* **Problem statement**:
Scan the material below for the string "сверху", and copy every line where it shows up.

* **Data shown**:
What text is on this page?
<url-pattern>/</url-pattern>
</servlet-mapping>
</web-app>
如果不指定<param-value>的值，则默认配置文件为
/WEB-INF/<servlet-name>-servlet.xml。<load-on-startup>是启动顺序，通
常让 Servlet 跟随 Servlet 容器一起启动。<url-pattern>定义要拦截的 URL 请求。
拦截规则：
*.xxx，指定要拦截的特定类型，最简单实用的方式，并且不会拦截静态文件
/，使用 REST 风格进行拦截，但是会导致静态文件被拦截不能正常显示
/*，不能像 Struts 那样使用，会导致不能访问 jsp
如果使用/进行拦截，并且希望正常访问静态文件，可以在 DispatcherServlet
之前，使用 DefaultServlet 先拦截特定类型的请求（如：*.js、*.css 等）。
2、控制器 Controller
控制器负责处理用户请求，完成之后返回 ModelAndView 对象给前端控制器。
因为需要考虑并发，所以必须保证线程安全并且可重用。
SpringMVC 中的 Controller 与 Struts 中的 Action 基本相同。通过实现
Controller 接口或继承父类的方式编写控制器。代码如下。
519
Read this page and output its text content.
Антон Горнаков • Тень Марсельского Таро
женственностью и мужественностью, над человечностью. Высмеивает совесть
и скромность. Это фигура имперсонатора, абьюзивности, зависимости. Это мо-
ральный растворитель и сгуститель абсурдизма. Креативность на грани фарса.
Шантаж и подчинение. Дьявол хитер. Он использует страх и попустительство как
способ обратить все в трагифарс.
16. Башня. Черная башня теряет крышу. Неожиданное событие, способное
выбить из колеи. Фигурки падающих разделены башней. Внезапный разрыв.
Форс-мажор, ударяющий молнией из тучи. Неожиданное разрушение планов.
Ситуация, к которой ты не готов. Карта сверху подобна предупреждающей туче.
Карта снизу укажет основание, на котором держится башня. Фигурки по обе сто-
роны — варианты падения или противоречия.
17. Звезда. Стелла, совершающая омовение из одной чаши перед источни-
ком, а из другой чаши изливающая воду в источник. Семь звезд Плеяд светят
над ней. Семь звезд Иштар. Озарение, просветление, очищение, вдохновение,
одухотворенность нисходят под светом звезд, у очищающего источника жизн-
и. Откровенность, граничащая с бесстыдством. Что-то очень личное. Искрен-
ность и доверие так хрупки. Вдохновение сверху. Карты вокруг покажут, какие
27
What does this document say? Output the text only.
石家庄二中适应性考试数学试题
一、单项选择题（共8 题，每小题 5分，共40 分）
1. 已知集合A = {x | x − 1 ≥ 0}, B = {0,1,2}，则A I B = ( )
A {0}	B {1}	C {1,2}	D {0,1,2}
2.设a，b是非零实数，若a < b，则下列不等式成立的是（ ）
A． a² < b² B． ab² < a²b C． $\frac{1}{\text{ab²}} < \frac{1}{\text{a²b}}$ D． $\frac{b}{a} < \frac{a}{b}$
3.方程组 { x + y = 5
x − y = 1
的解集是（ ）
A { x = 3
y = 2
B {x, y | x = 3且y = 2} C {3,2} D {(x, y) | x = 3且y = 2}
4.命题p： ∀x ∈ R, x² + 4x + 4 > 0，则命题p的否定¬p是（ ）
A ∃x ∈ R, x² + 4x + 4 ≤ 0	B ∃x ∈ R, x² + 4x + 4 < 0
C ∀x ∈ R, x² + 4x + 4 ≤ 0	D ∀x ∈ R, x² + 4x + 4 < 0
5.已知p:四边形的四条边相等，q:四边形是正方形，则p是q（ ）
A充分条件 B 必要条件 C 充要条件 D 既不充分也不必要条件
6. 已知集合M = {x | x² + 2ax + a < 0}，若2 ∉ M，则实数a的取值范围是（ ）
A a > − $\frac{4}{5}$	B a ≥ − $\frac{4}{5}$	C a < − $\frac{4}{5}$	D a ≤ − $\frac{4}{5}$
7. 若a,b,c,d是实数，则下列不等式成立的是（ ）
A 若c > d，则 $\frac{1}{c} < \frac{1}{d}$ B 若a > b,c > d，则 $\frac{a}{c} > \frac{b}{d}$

* **Task solution**:
Ситуация, к которой ты не готов. Карта сверху подобна предупреждающей туче.
ность и доверие так хрупки. Вдохновение сверху. Карты вокруг покажут, какие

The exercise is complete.